_Goal of the exercise:_ Locate each line holding the string "name" and copy it.

_Task inputs:_

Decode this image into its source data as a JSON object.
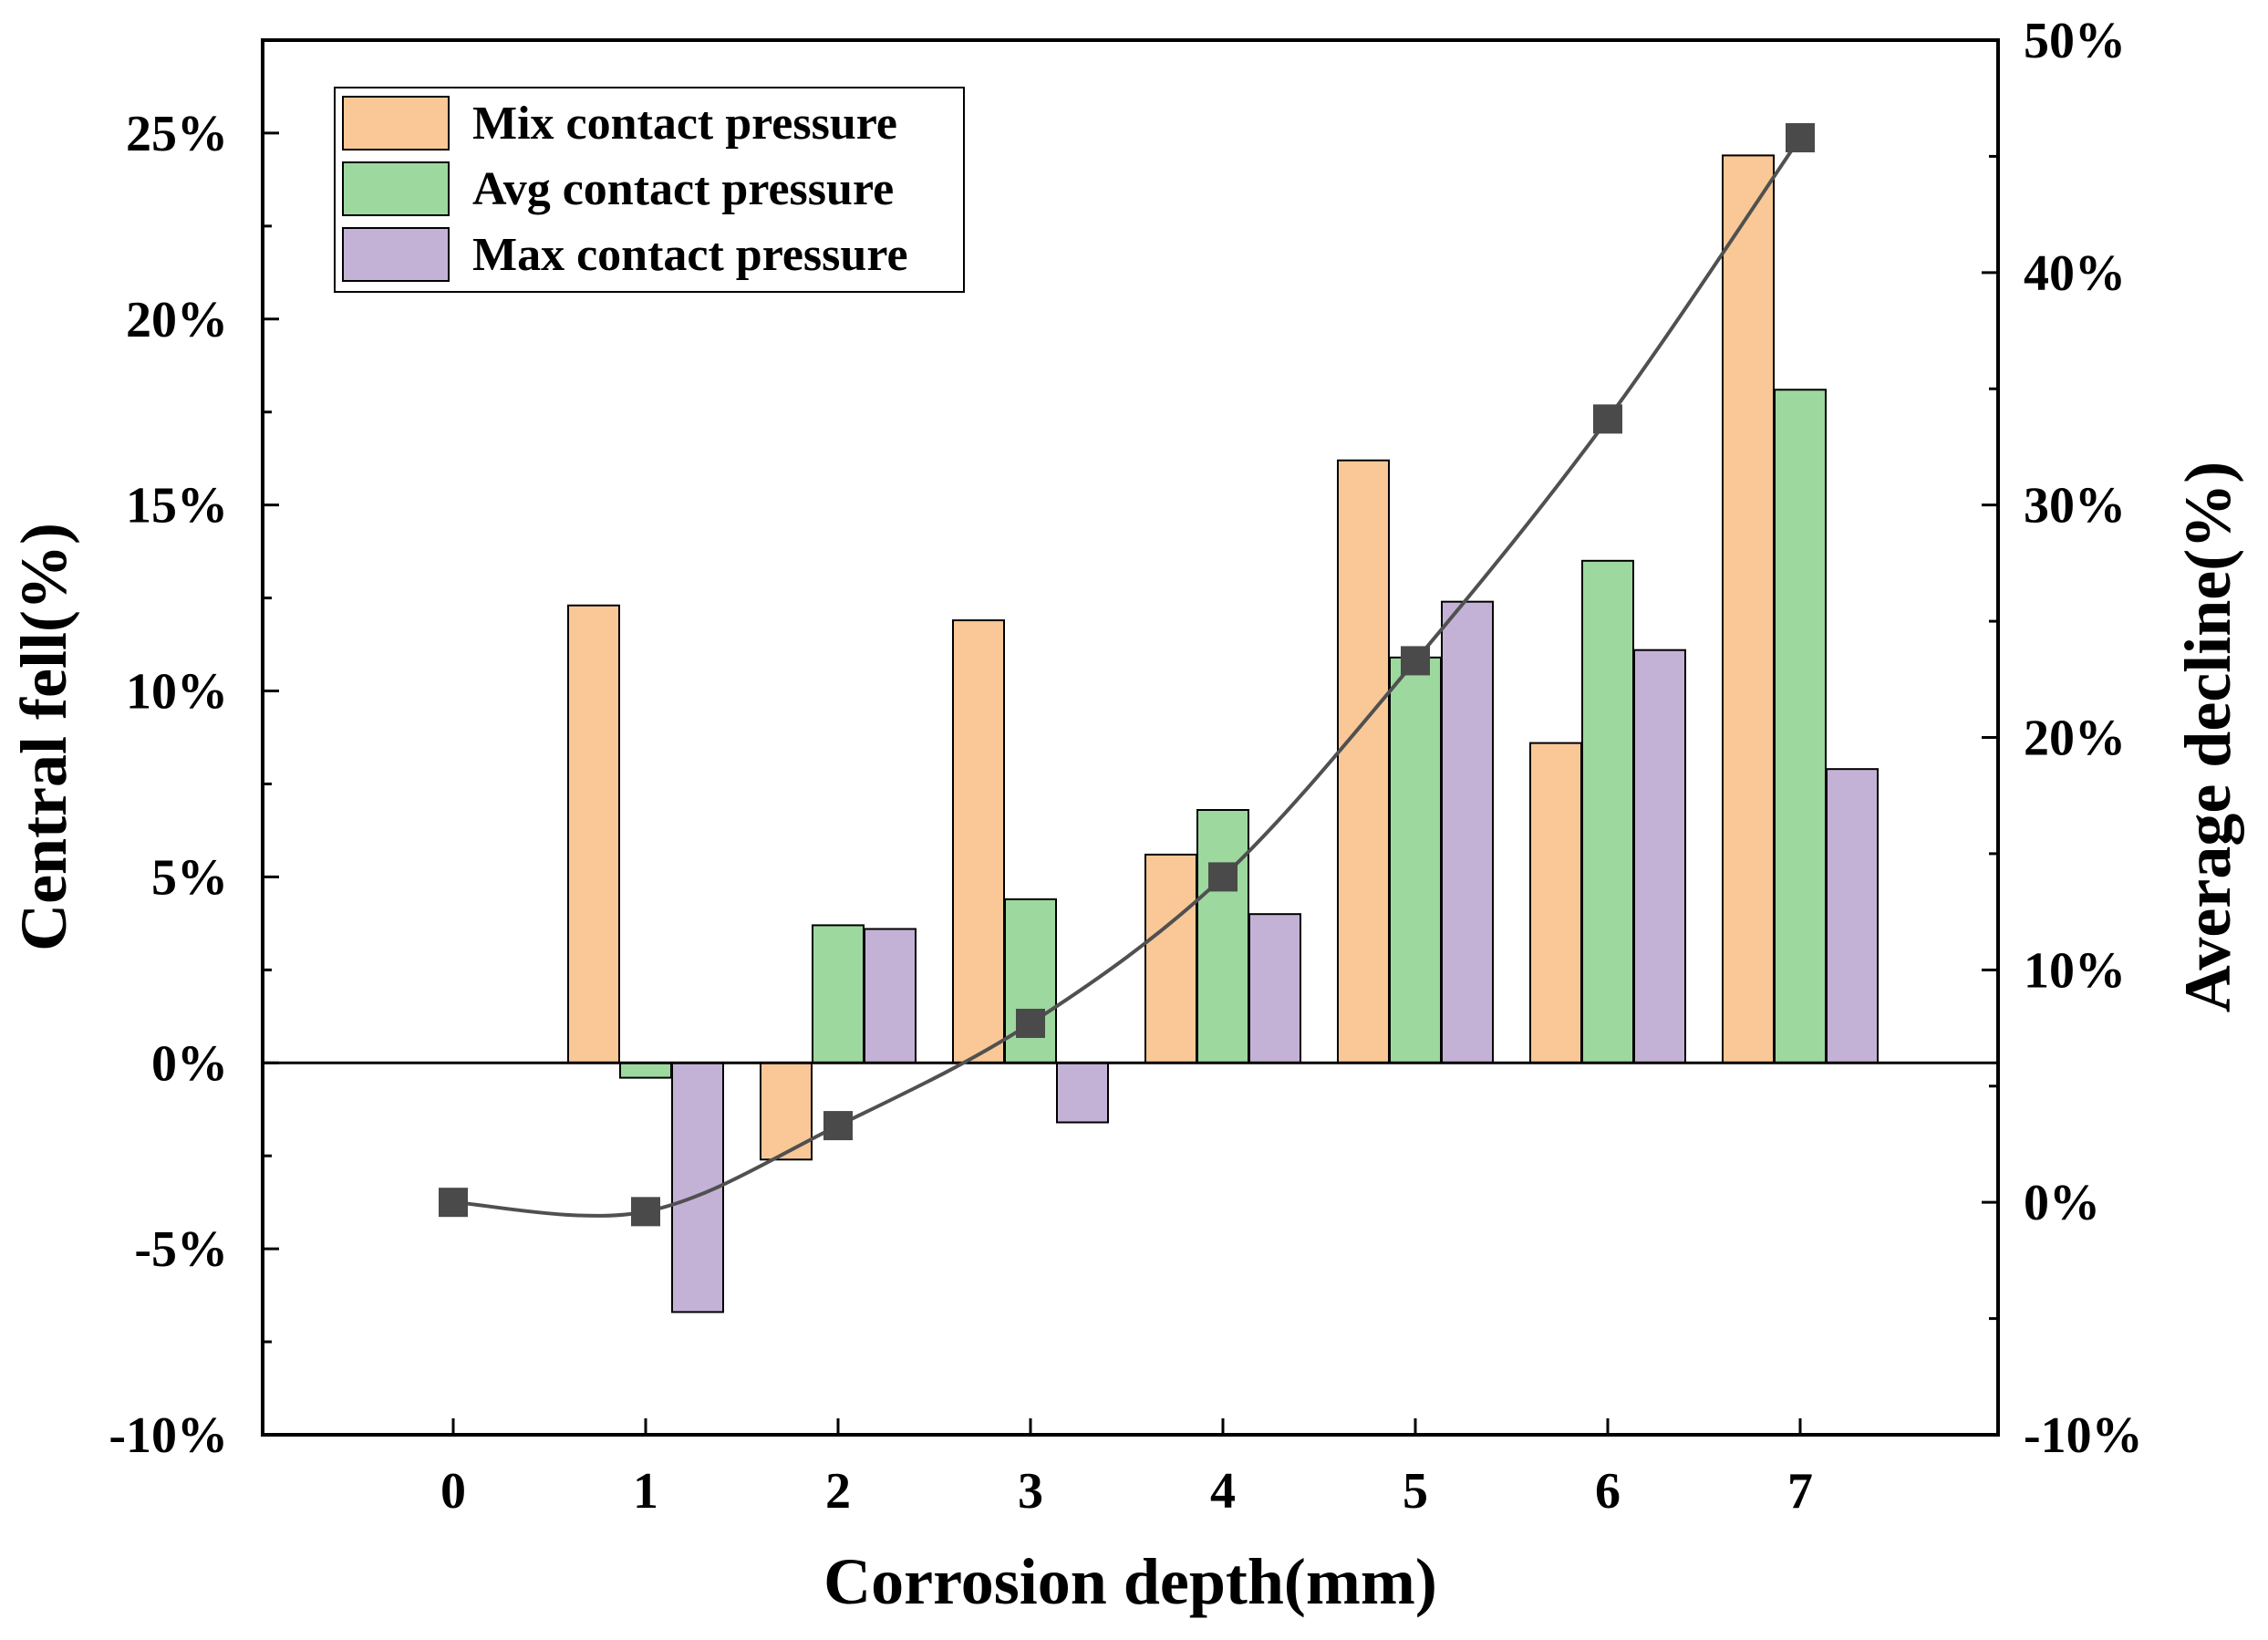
{
  "chart_data": {
    "type": "bar",
    "xlabel": "Corrosion depth(mm)",
    "ylabel": "Central fell(%)",
    "y2label": "Average decline(%)",
    "categories": [
      "0",
      "1",
      "2",
      "3",
      "4",
      "5",
      "6",
      "7"
    ],
    "ylim": [
      -10,
      27.5
    ],
    "y2lim": [
      -10,
      50
    ],
    "yticks": [
      -10,
      -5,
      0,
      5,
      10,
      15,
      20,
      25
    ],
    "ytick_labels": [
      "-10%",
      "-5%",
      "0%",
      "5%",
      "10%",
      "15%",
      "20%",
      "25%"
    ],
    "y2ticks": [
      -10,
      0,
      10,
      20,
      30,
      40,
      50
    ],
    "y2tick_labels": [
      "-10%",
      "0%",
      "10%",
      "20%",
      "30%",
      "40%",
      "50%"
    ],
    "series": [
      {
        "name": "Mix contact pressure",
        "color": "#f9c896",
        "values": [
          0,
          12.3,
          -2.6,
          11.9,
          5.6,
          16.2,
          8.6,
          24.4
        ]
      },
      {
        "name": "Avg contact pressure",
        "color": "#9dd89e",
        "values": [
          0,
          -0.4,
          3.7,
          4.4,
          6.8,
          10.9,
          13.5,
          18.1
        ]
      },
      {
        "name": "Max contact pressure",
        "color": "#c4b2d6",
        "values": [
          0,
          -6.7,
          3.6,
          -1.6,
          4.0,
          12.4,
          11.1,
          7.9
        ]
      }
    ],
    "line": {
      "name": "Average decline",
      "axis": "right",
      "color": "#505050",
      "values": [
        0,
        -0.4,
        3.3,
        7.7,
        14.0,
        23.3,
        33.7,
        45.8
      ]
    },
    "legend_position": "top-left",
    "grid": false
  }
}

_Expected answer:_
        "name": "Mix contact pressure",
        "name": "Avg contact pressure",
        "name": "Max contact pressure",
      "name": "Average decline",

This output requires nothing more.